Copy every line of the data exactly, leaving nothing out.

[DATA IN THIS EXERCISE]
_ _ _

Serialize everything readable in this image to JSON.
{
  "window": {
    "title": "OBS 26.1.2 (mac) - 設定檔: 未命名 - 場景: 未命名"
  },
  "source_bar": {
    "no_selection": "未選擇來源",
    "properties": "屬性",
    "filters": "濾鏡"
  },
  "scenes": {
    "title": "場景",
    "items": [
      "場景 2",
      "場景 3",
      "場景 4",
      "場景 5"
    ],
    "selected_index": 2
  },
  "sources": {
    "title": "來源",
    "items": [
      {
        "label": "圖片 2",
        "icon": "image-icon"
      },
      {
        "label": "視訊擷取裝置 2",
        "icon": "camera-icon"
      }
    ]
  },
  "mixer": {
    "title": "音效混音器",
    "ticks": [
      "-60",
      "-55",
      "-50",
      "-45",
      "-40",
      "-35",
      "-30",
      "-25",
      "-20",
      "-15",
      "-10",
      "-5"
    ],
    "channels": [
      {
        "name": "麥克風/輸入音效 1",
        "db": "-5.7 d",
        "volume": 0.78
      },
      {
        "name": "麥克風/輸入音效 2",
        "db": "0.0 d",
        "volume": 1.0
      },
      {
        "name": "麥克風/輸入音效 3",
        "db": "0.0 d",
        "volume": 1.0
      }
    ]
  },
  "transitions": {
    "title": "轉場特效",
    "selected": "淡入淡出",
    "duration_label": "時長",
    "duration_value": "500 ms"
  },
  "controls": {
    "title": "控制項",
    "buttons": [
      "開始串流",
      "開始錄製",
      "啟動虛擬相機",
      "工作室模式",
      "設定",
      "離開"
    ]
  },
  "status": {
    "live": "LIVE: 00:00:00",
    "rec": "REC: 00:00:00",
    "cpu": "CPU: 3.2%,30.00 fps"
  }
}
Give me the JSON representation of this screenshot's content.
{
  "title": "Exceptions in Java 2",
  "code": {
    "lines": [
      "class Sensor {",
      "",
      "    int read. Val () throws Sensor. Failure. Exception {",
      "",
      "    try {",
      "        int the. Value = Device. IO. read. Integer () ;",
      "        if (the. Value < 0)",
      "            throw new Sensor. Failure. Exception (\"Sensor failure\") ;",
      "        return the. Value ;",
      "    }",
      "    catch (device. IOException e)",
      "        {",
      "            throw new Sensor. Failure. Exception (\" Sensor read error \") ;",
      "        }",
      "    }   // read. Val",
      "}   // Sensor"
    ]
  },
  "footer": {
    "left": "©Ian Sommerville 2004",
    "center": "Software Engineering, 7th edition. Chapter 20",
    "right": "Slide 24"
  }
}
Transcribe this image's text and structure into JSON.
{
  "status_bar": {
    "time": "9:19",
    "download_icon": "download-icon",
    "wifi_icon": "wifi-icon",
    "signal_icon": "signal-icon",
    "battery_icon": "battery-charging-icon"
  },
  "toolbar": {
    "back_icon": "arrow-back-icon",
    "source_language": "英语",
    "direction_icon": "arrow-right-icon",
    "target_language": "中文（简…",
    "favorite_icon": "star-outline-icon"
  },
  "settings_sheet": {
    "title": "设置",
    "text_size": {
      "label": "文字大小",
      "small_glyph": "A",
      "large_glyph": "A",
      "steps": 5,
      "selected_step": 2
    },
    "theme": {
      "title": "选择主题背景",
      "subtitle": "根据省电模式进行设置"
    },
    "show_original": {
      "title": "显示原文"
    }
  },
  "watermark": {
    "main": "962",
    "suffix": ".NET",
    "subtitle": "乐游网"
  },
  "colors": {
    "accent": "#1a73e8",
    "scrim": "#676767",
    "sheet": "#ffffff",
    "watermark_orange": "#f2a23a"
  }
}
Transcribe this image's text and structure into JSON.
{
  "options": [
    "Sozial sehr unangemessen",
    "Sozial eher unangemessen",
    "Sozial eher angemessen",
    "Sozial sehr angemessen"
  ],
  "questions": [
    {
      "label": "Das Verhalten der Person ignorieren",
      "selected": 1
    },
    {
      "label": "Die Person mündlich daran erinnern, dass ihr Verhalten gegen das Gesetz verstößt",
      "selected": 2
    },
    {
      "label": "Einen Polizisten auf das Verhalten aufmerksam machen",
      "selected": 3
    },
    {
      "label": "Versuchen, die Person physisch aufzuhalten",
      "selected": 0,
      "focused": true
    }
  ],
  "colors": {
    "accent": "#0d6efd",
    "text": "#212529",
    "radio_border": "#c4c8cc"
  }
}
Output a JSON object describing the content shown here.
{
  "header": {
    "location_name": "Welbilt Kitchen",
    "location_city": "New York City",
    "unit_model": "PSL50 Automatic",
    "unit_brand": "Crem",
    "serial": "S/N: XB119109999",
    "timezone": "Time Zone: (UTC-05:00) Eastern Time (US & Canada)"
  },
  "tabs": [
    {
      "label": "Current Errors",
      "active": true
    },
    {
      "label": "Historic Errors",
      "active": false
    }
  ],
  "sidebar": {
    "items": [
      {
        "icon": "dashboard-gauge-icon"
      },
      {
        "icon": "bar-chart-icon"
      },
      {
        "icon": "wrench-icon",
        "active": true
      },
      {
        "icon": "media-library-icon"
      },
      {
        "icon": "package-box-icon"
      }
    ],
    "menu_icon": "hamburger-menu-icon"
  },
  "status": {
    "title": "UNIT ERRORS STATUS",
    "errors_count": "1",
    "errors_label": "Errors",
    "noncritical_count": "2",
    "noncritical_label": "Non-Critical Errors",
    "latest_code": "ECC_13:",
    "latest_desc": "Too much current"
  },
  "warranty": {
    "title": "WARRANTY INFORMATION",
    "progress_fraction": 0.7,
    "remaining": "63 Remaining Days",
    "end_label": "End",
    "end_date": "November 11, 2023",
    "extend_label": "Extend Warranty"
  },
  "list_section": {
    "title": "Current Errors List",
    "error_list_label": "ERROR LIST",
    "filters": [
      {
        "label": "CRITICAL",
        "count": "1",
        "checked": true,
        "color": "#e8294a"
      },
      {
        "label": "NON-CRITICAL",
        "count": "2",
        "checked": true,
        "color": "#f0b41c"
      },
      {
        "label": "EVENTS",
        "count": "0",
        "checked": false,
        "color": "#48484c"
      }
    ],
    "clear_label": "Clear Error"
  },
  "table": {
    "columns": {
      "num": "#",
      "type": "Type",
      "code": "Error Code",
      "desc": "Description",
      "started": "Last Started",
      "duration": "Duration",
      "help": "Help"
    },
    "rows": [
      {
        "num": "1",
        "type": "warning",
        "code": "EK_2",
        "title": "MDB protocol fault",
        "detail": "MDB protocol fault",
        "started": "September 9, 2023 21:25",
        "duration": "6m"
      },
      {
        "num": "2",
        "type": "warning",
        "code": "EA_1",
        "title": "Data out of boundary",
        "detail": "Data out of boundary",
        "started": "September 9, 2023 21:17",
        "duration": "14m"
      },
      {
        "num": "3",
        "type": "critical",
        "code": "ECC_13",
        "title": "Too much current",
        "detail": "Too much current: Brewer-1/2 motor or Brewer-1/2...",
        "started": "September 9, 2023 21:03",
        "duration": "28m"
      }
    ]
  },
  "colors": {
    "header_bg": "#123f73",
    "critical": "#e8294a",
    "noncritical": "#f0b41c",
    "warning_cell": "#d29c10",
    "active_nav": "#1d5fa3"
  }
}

_ _ _

[ANSWER TO THIS TASK]
Serialize everything readable in this image to JSON.
{
  "window": {
    "title": "OBS 26.1.2 (mac) - 設定檔: 未命名 - 場景: 未命名"
  },
  "source_bar": {
    "no_selection": "未選擇來源",
    "properties": "屬性",
    "filters": "濾鏡"
  },
  "scenes": {
    "title": "場景",
    "items": [
      "場景 2",
      "場景 3",
      "場景 4",
      "場景 5"
    ],
    "selected_index": 2
  },
  "sources": {
    "title": "來源",
    "items": [
      {
        "label": "圖片 2",
        "icon": "image-icon"
      },
      {
        "label": "視訊擷取裝置 2",
        "icon": "camera-icon"
      }
    ]
  },
  "mixer": {
    "title": "音效混音器",
    "ticks": [
      "-60",
      "-55",
      "-50",
      "-45",
      "-40",
      "-35",
      "-30",
      "-25",
      "-20",
      "-15",
      "-10",
      "-5"
    ],
    "channels": [
      {
        "name": "麥克風/輸入音效 1",
        "db": "-5.7 d",
        "volume": 0.78
      },
      {
        "name": "麥克風/輸入音效 2",
        "db": "0.0 d",
        "volume": 1.0
      },
      {
        "name": "麥克風/輸入音效 3",
        "db": "0.0 d",
        "volume": 1.0
      }
    ]
  },
  "transitions": {
    "title": "轉場特效",
    "selected": "淡入淡出",
    "duration_label": "時長",
    "duration_value": "500 ms"
  },
  "controls": {
    "title": "控制項",
    "buttons": [
      "開始串流",
      "開始錄製",
      "啟動虛擬相機",
      "工作室模式",
      "設定",
      "離開"
    ]
  },
  "status": {
    "live": "LIVE: 00:00:00",
    "rec": "REC: 00:00:00",
    "cpu": "CPU: 3.2%,30.00 fps"
  }
}
Give me the JSON representation of this screenshot's content.
{
  "title": "Exceptions in Java 2",
  "code": {
    "lines": [
      "class Sensor {",
      "",
      "    int read. Val () throws Sensor. Failure. Exception {",
      "",
      "    try {",
      "        int the. Value = Device. IO. read. Integer () ;",
      "        if (the. Value < 0)",
      "            throw new Sensor. Failure. Exception (\"Sensor failure\") ;",
      "        return the. Value ;",
      "    }",
      "    catch (device. IOException e)",
      "        {",
      "            throw new Sensor. Failure. Exception (\" Sensor read error \") ;",
      "        }",
      "    }   // read. Val",
      "}   // Sensor"
    ]
  },
  "footer": {
    "left": "©Ian Sommerville 2004",
    "center": "Software Engineering, 7th edition. Chapter 20",
    "right": "Slide 24"
  }
}
Transcribe this image's text and structure into JSON.
{
  "status_bar": {
    "time": "9:19",
    "download_icon": "download-icon",
    "wifi_icon": "wifi-icon",
    "signal_icon": "signal-icon",
    "battery_icon": "battery-charging-icon"
  },
  "toolbar": {
    "back_icon": "arrow-back-icon",
    "source_language": "英语",
    "direction_icon": "arrow-right-icon",
    "target_language": "中文（简…",
    "favorite_icon": "star-outline-icon"
  },
  "settings_sheet": {
    "title": "设置",
    "text_size": {
      "label": "文字大小",
      "small_glyph": "A",
      "large_glyph": "A",
      "steps": 5,
      "selected_step": 2
    },
    "theme": {
      "title": "选择主题背景",
      "subtitle": "根据省电模式进行设置"
    },
    "show_original": {
      "title": "显示原文"
    }
  },
  "watermark": {
    "main": "962",
    "suffix": ".NET",
    "subtitle": "乐游网"
  },
  "colors": {
    "accent": "#1a73e8",
    "scrim": "#676767",
    "sheet": "#ffffff",
    "watermark_orange": "#f2a23a"
  }
}
Transcribe this image's text and structure into JSON.
{
  "options": [
    "Sozial sehr unangemessen",
    "Sozial eher unangemessen",
    "Sozial eher angemessen",
    "Sozial sehr angemessen"
  ],
  "questions": [
    {
      "label": "Das Verhalten der Person ignorieren",
      "selected": 1
    },
    {
      "label": "Die Person mündlich daran erinnern, dass ihr Verhalten gegen das Gesetz verstößt",
      "selected": 2
    },
    {
      "label": "Einen Polizisten auf das Verhalten aufmerksam machen",
      "selected": 3
    },
    {
      "label": "Versuchen, die Person physisch aufzuhalten",
      "selected": 0,
      "focused": true
    }
  ],
  "colors": {
    "accent": "#0d6efd",
    "text": "#212529",
    "radio_border": "#c4c8cc"
  }
}
Output a JSON object describing the content shown here.
{
  "header": {
    "location_name": "Welbilt Kitchen",
    "location_city": "New York City",
    "unit_model": "PSL50 Automatic",
    "unit_brand": "Crem",
    "serial": "S/N: XB119109999",
    "timezone": "Time Zone: (UTC-05:00) Eastern Time (US & Canada)"
  },
  "tabs": [
    {
      "label": "Current Errors",
      "active": true
    },
    {
      "label": "Historic Errors",
      "active": false
    }
  ],
  "sidebar": {
    "items": [
      {
        "icon": "dashboard-gauge-icon"
      },
      {
        "icon": "bar-chart-icon"
      },
      {
        "icon": "wrench-icon",
        "active": true
      },
      {
        "icon": "media-library-icon"
      },
      {
        "icon": "package-box-icon"
      }
    ],
    "menu_icon": "hamburger-menu-icon"
  },
  "status": {
    "title": "UNIT ERRORS STATUS",
    "errors_count": "1",
    "errors_label": "Errors",
    "noncritical_count": "2",
    "noncritical_label": "Non-Critical Errors",
    "latest_code": "ECC_13:",
    "latest_desc": "Too much current"
  },
  "warranty": {
    "title": "WARRANTY INFORMATION",
    "progress_fraction": 0.7,
    "remaining": "63 Remaining Days",
    "end_label": "End",
    "end_date": "November 11, 2023",
    "extend_label": "Extend Warranty"
  },
  "list_section": {
    "title": "Current Errors List",
    "error_list_label": "ERROR LIST",
    "filters": [
      {
        "label": "CRITICAL",
        "count": "1",
        "checked": true,
        "color": "#e8294a"
      },
      {
        "label": "NON-CRITICAL",
        "count": "2",
        "checked": true,
        "color": "#f0b41c"
      },
      {
        "label": "EVENTS",
        "count": "0",
        "checked": false,
        "color": "#48484c"
      }
    ],
    "clear_label": "Clear Error"
  },
  "table": {
    "columns": {
      "num": "#",
      "type": "Type",
      "code": "Error Code",
      "desc": "Description",
      "started": "Last Started",
      "duration": "Duration",
      "help": "Help"
    },
    "rows": [
      {
        "num": "1",
        "type": "warning",
        "code": "EK_2",
        "title": "MDB protocol fault",
        "detail": "MDB protocol fault",
        "started": "September 9, 2023 21:25",
        "duration": "6m"
      },
      {
        "num": "2",
        "type": "warning",
        "code": "EA_1",
        "title": "Data out of boundary",
        "detail": "Data out of boundary",
        "started": "September 9, 2023 21:17",
        "duration": "14m"
      },
      {
        "num": "3",
        "type": "critical",
        "code": "ECC_13",
        "title": "Too much current",
        "detail": "Too much current: Brewer-1/2 motor or Brewer-1/2...",
        "started": "September 9, 2023 21:03",
        "duration": "28m"
      }
    ]
  },
  "colors": {
    "header_bg": "#123f73",
    "critical": "#e8294a",
    "noncritical": "#f0b41c",
    "warning_cell": "#d29c10",
    "active_nav": "#1d5fa3"
  }
}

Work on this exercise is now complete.